## WHAT TO PRODUCE:
Copy whichever lines contain the string "title".
══ RECORDS FOR THE EXERCISE ══
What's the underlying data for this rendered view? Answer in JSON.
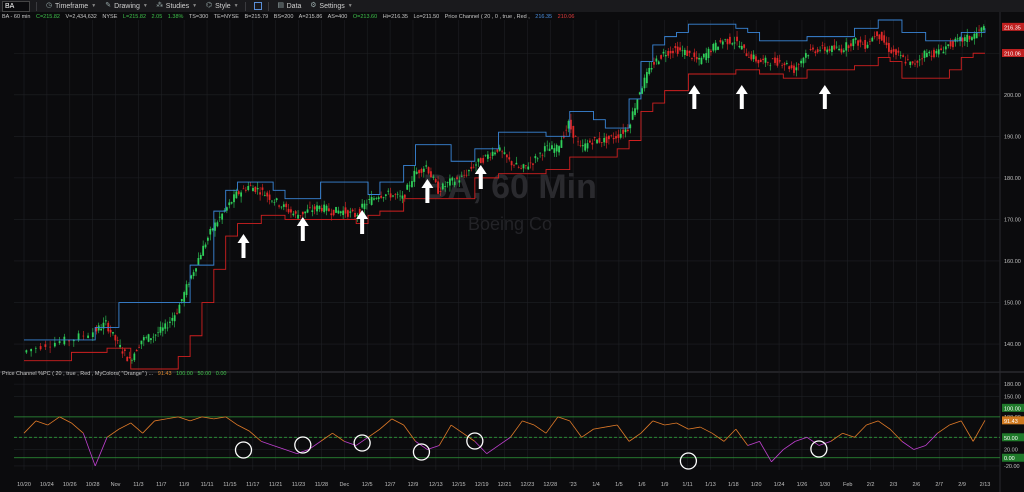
{
  "toolbar": {
    "symbol": "BA",
    "items": [
      {
        "label": "Timeframe",
        "icon": "clock-icon"
      },
      {
        "label": "Drawing",
        "icon": "pencil-icon"
      },
      {
        "label": "Studies",
        "icon": "studies-icon"
      },
      {
        "label": "Style",
        "icon": "style-icon"
      },
      {
        "label": "Data",
        "icon": "data-icon"
      },
      {
        "label": "Settings",
        "icon": "gear-icon"
      }
    ]
  },
  "header": {
    "title": "BA - 60 min",
    "close": "C=215.82",
    "volume": "V=2,434,632",
    "exchange": "NYSE",
    "last": "L=215.82",
    "change": "2.05",
    "change_pct": "1.38%",
    "ts": "TS=300",
    "te": "TE=NYSE",
    "bid": "B=215.79",
    "bid_size": "BS=200",
    "ask": "A=215.86",
    "ask_size": "AS=400",
    "open": "O=213.60",
    "high": "Hi=216.35",
    "low": "Lo=211.50",
    "study": "Price Channel ( 20 , 0 , true , Red ,",
    "upper_val": "216.35",
    "lower_val": "210.06"
  },
  "watermark": {
    "line1": "BA, 60 Min",
    "line2": "Boeing Co"
  },
  "indicator": {
    "title": "Price Channel %PC ( 20 , true , Red , MyColors( \"Orange\" ) ...",
    "value": "91.43",
    "level_high": "100.00",
    "level_mid": "50.00",
    "level_low": "0.00"
  },
  "price_axis_badges": {
    "upper": "216.35",
    "lower": "210.06"
  },
  "indicator_axis_badges": {
    "value": "91.43",
    "level": "50.00",
    "high": "100.00",
    "low": "0.00"
  },
  "colors": {
    "up_candle": "#2fd05a",
    "down_candle": "#e22828",
    "upper_channel": "#3a86d8",
    "lower_channel": "#d02020",
    "pc_line_high": "#e07a28",
    "pc_line_low": "#c040d0",
    "level_green": "#2f9a3a",
    "arrow": "#ffffff"
  },
  "chart_data": [
    {
      "type": "line",
      "title": "BA - 60 min",
      "x_tick_labels": [
        "10/20",
        "10/24",
        "10/26",
        "10/28",
        "Nov",
        "11/3",
        "11/7",
        "11/9",
        "11/11",
        "11/15",
        "11/17",
        "11/21",
        "11/23",
        "11/28",
        "Dec",
        "12/5",
        "12/7",
        "12/9",
        "12/13",
        "12/15",
        "12/19",
        "12/21",
        "12/23",
        "12/28",
        "'23",
        "1/4",
        "1/5",
        "1/6",
        "1/9",
        "1/11",
        "1/13",
        "1/18",
        "1/20",
        "1/24",
        "1/26",
        "1/30",
        "Feb",
        "2/2",
        "2/3",
        "2/6",
        "2/7",
        "2/9",
        "2/13"
      ],
      "y_ticks": [
        140.0,
        150.0,
        160.0,
        170.0,
        180.0,
        190.0,
        200.0,
        210.0
      ],
      "ylim": [
        134,
        218
      ],
      "series": [
        {
          "name": "Price",
          "points": [
            [
              0,
              138
            ],
            [
              2,
              140
            ],
            [
              4,
              141
            ],
            [
              6,
              143
            ],
            [
              7,
              145
            ],
            [
              8,
              140
            ],
            [
              9,
              136
            ],
            [
              10,
              141
            ],
            [
              11,
              142
            ],
            [
              12,
              144
            ],
            [
              13,
              148
            ],
            [
              14,
              155
            ],
            [
              15,
              162
            ],
            [
              16,
              168
            ],
            [
              17,
              172
            ],
            [
              18,
              176
            ],
            [
              19,
              178
            ],
            [
              20,
              177
            ],
            [
              21,
              175
            ],
            [
              22,
              173
            ],
            [
              23,
              171
            ],
            [
              24,
              172
            ],
            [
              25,
              173
            ],
            [
              26,
              172
            ],
            [
              27,
              172
            ],
            [
              28,
              171
            ],
            [
              29,
              174
            ],
            [
              30,
              176
            ],
            [
              31,
              176
            ],
            [
              32,
              175
            ],
            [
              33,
              181
            ],
            [
              34,
              183
            ],
            [
              35,
              177
            ],
            [
              36,
              179
            ],
            [
              37,
              180
            ],
            [
              38,
              183
            ],
            [
              39,
              185
            ],
            [
              40,
              187
            ],
            [
              41,
              184
            ],
            [
              42,
              182
            ],
            [
              43,
              184
            ],
            [
              44,
              187
            ],
            [
              45,
              187
            ],
            [
              46,
              193
            ],
            [
              47,
              187
            ],
            [
              48,
              189
            ],
            [
              49,
              189
            ],
            [
              50,
              190
            ],
            [
              51,
              192
            ],
            [
              52,
              201
            ],
            [
              53,
              207
            ],
            [
              54,
              210
            ],
            [
              55,
              211
            ],
            [
              56,
              210
            ],
            [
              57,
              208
            ],
            [
              58,
              211
            ],
            [
              59,
              213
            ],
            [
              60,
              213
            ],
            [
              61,
              210
            ],
            [
              62,
              208
            ],
            [
              63,
              208
            ],
            [
              64,
              208
            ],
            [
              65,
              206
            ],
            [
              66,
              210
            ],
            [
              67,
              211
            ],
            [
              68,
              211
            ],
            [
              69,
              211
            ],
            [
              70,
              213
            ],
            [
              71,
              212
            ],
            [
              72,
              215
            ],
            [
              73,
              211
            ],
            [
              74,
              209
            ],
            [
              75,
              207
            ],
            [
              76,
              210
            ],
            [
              77,
              210
            ],
            [
              78,
              212
            ],
            [
              79,
              213
            ],
            [
              80,
              214
            ],
            [
              81,
              216
            ]
          ]
        },
        {
          "name": "Upper channel",
          "points": [
            [
              0,
              141
            ],
            [
              6,
              144
            ],
            [
              8,
              150
            ],
            [
              12,
              150
            ],
            [
              14,
              159
            ],
            [
              16,
              172
            ],
            [
              17,
              177
            ],
            [
              18,
              179
            ],
            [
              20,
              179
            ],
            [
              21,
              177
            ],
            [
              22,
              175
            ],
            [
              24,
              175
            ],
            [
              25,
              179
            ],
            [
              27,
              179
            ],
            [
              29,
              176
            ],
            [
              30,
              179
            ],
            [
              32,
              183
            ],
            [
              33,
              188
            ],
            [
              34,
              188
            ],
            [
              36,
              184
            ],
            [
              38,
              187
            ],
            [
              40,
              191
            ],
            [
              42,
              191
            ],
            [
              44,
              190
            ],
            [
              46,
              196
            ],
            [
              48,
              194
            ],
            [
              49,
              192
            ],
            [
              50,
              192
            ],
            [
              51,
              199
            ],
            [
              52,
              208
            ],
            [
              53,
              212
            ],
            [
              54,
              214
            ],
            [
              55,
              215
            ],
            [
              56,
              217
            ],
            [
              58,
              217
            ],
            [
              59,
              217
            ],
            [
              60,
              216
            ],
            [
              61,
              215
            ],
            [
              62,
              213
            ],
            [
              64,
              213
            ],
            [
              65,
              213
            ],
            [
              66,
              214
            ],
            [
              68,
              214
            ],
            [
              70,
              216
            ],
            [
              72,
              218
            ],
            [
              73,
              218
            ],
            [
              74,
              215
            ],
            [
              76,
              213
            ],
            [
              78,
              213
            ],
            [
              79,
              215
            ],
            [
              80,
              215
            ],
            [
              81,
              216
            ]
          ]
        },
        {
          "name": "Lower channel",
          "points": [
            [
              0,
              136
            ],
            [
              4,
              138
            ],
            [
              7,
              139
            ],
            [
              9,
              134
            ],
            [
              11,
              134
            ],
            [
              13,
              137
            ],
            [
              14,
              142
            ],
            [
              15,
              150
            ],
            [
              16,
              158
            ],
            [
              17,
              166
            ],
            [
              18,
              169
            ],
            [
              20,
              171
            ],
            [
              22,
              170
            ],
            [
              24,
              170
            ],
            [
              26,
              170
            ],
            [
              27,
              170
            ],
            [
              28,
              169
            ],
            [
              29,
              171
            ],
            [
              30,
              172
            ],
            [
              32,
              175
            ],
            [
              34,
              175
            ],
            [
              36,
              175
            ],
            [
              38,
              180
            ],
            [
              40,
              181
            ],
            [
              42,
              181
            ],
            [
              44,
              182
            ],
            [
              46,
              185
            ],
            [
              48,
              185
            ],
            [
              50,
              187
            ],
            [
              51,
              189
            ],
            [
              52,
              196
            ],
            [
              53,
              198
            ],
            [
              54,
              201
            ],
            [
              56,
              205
            ],
            [
              58,
              205
            ],
            [
              60,
              206
            ],
            [
              61,
              206
            ],
            [
              62,
              205
            ],
            [
              63,
              205
            ],
            [
              64,
              204
            ],
            [
              66,
              206
            ],
            [
              68,
              206
            ],
            [
              69,
              206
            ],
            [
              70,
              207
            ],
            [
              72,
              209
            ],
            [
              73,
              208
            ],
            [
              74,
              204
            ],
            [
              76,
              204
            ],
            [
              78,
              206
            ],
            [
              79,
              209
            ],
            [
              80,
              210
            ],
            [
              81,
              210
            ]
          ]
        }
      ]
    },
    {
      "type": "line",
      "title": "Price Channel %PC",
      "y_ticks": [
        -20.0,
        20.0,
        50.0,
        100.0,
        150.0,
        180.0
      ],
      "ylim": [
        -30,
        195
      ],
      "reference_levels": [
        100.0,
        50.0,
        0.0
      ],
      "series": [
        {
          "name": "%PC",
          "values": [
            60,
            90,
            80,
            100,
            85,
            60,
            -20,
            50,
            70,
            85,
            60,
            90,
            95,
            100,
            90,
            100,
            95,
            100,
            80,
            65,
            40,
            30,
            20,
            10,
            20,
            40,
            60,
            40,
            30,
            50,
            70,
            95,
            80,
            40,
            20,
            30,
            80,
            60,
            40,
            10,
            30,
            50,
            90,
            80,
            60,
            100,
            90,
            50,
            70,
            75,
            80,
            40,
            60,
            90,
            80,
            85,
            70,
            75,
            60,
            40,
            70,
            30,
            40,
            -10,
            20,
            40,
            50,
            30,
            40,
            60,
            50,
            80,
            90,
            70,
            40,
            20,
            30,
            60,
            80,
            90,
            40,
            91.43
          ]
        }
      ]
    }
  ],
  "annotations": {
    "arrows": [
      "arrow-1",
      "arrow-2",
      "arrow-3",
      "arrow-4",
      "arrow-5",
      "arrow-6",
      "arrow-7",
      "arrow-8"
    ],
    "circles": [
      "circle-1",
      "circle-2",
      "circle-3",
      "circle-4",
      "circle-5",
      "circle-6",
      "circle-7"
    ]
  }
}
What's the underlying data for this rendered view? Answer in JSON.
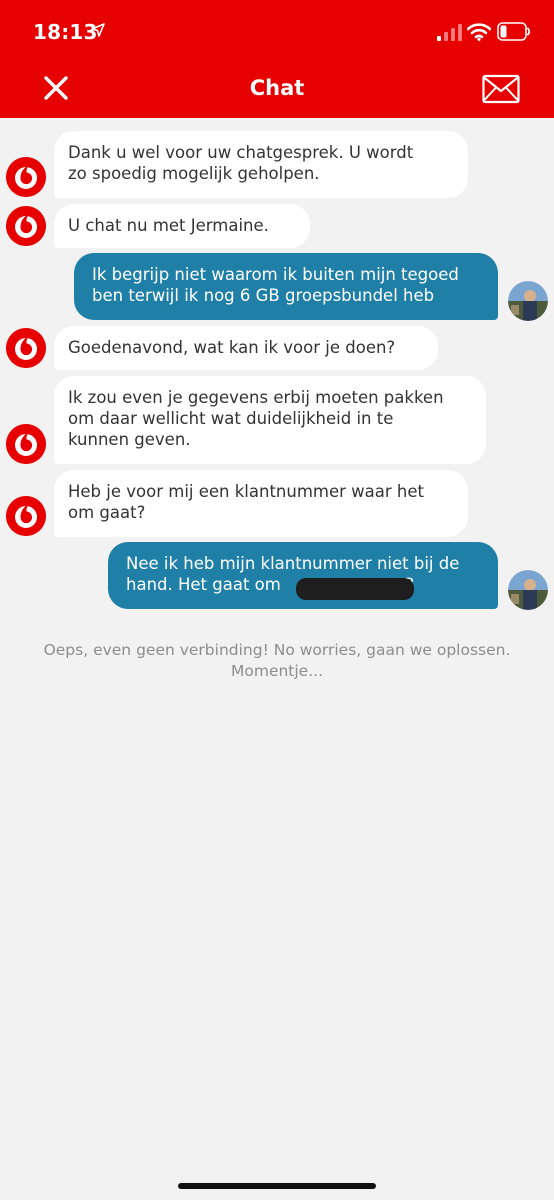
{
  "status_bar": {
    "time": "18:13",
    "icons": [
      "location-arrow-icon",
      "signal-icon",
      "wifi-icon",
      "battery-icon"
    ]
  },
  "header": {
    "title": "Chat",
    "close_icon": "close-icon",
    "mail_icon": "mail-icon",
    "color": "#e60000"
  },
  "messages": [
    {
      "sender": "agent",
      "line1": "Dank u wel voor uw chatgesprek.  U wordt",
      "line2": "zo spoedig mogelijk geholpen."
    },
    {
      "sender": "agent",
      "line1": "U chat nu met Jermaine."
    },
    {
      "sender": "user",
      "line1": "Ik begrijp niet waarom ik buiten mijn tegoed",
      "line2": "ben terwijl ik nog 6 GB groepsbundel heb"
    },
    {
      "sender": "agent",
      "line1": "Goedenavond, wat kan ik voor je doen?"
    },
    {
      "sender": "agent",
      "line1": "Ik zou even je gegevens erbij moeten pakken",
      "line2": "om daar wellicht wat duidelijkheid in te",
      "line3": "kunnen geven."
    },
    {
      "sender": "agent",
      "line1": "Heb je voor mij een klantnummer waar het",
      "line2": "om gaat?"
    },
    {
      "sender": "user",
      "line1": "Nee ik heb mijn klantnummer niet bij de",
      "line2": "hand. Het gaat om ",
      "line2_tail": "3"
    }
  ],
  "connection_status": {
    "line1": "Oeps, even geen verbinding! No worries, gaan we oplossen.",
    "line2": "Momentje..."
  },
  "colors": {
    "brand_red": "#e60000",
    "user_bubble": "#1f7fa6",
    "agent_bubble": "#ffffff",
    "background": "#f2f2f2"
  }
}
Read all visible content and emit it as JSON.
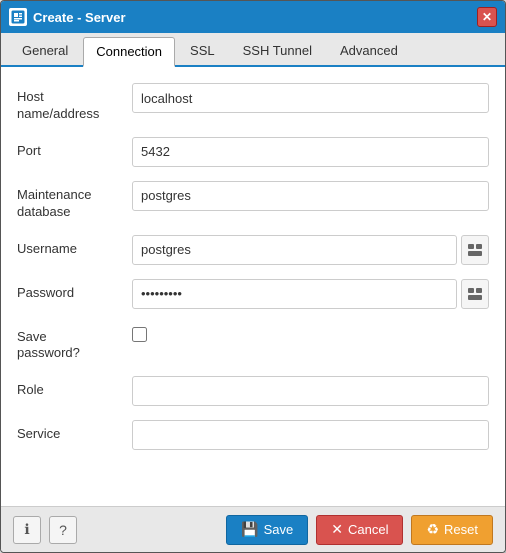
{
  "window": {
    "title": "Create - Server",
    "close_label": "✕"
  },
  "tabs": [
    {
      "id": "general",
      "label": "General",
      "active": false
    },
    {
      "id": "connection",
      "label": "Connection",
      "active": true
    },
    {
      "id": "ssl",
      "label": "SSL",
      "active": false
    },
    {
      "id": "ssh_tunnel",
      "label": "SSH Tunnel",
      "active": false
    },
    {
      "id": "advanced",
      "label": "Advanced",
      "active": false
    }
  ],
  "form": {
    "fields": [
      {
        "id": "host",
        "label": "Host\nname/address",
        "type": "text",
        "value": "localhost",
        "has_icon": false
      },
      {
        "id": "port",
        "label": "Port",
        "type": "text",
        "value": "5432",
        "has_icon": false
      },
      {
        "id": "maintenance_db",
        "label": "Maintenance\ndatabase",
        "type": "text",
        "value": "postgres",
        "has_icon": false
      },
      {
        "id": "username",
        "label": "Username",
        "type": "text",
        "value": "postgres",
        "has_icon": true
      },
      {
        "id": "password",
        "label": "Password",
        "type": "password",
        "value": "•••••••••",
        "has_icon": true
      }
    ],
    "save_password": {
      "label": "Save\npassword?",
      "checked": false
    },
    "role": {
      "label": "Role",
      "value": ""
    },
    "service": {
      "label": "Service",
      "value": ""
    }
  },
  "footer": {
    "info_icon": "ℹ",
    "help_icon": "?",
    "save_label": "Save",
    "cancel_label": "Cancel",
    "reset_label": "Reset"
  }
}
═══
## TASK ANSWER:
    "title": "BA - 60 min",
    "title": "Price Channel %PC ( 20 , true , Red , MyColors( \"Orange\" ) ...",
      "title": "BA - 60 min",
      "title": "Price Channel %PC",
    "title": "Chat",
    "title": "Create - Server",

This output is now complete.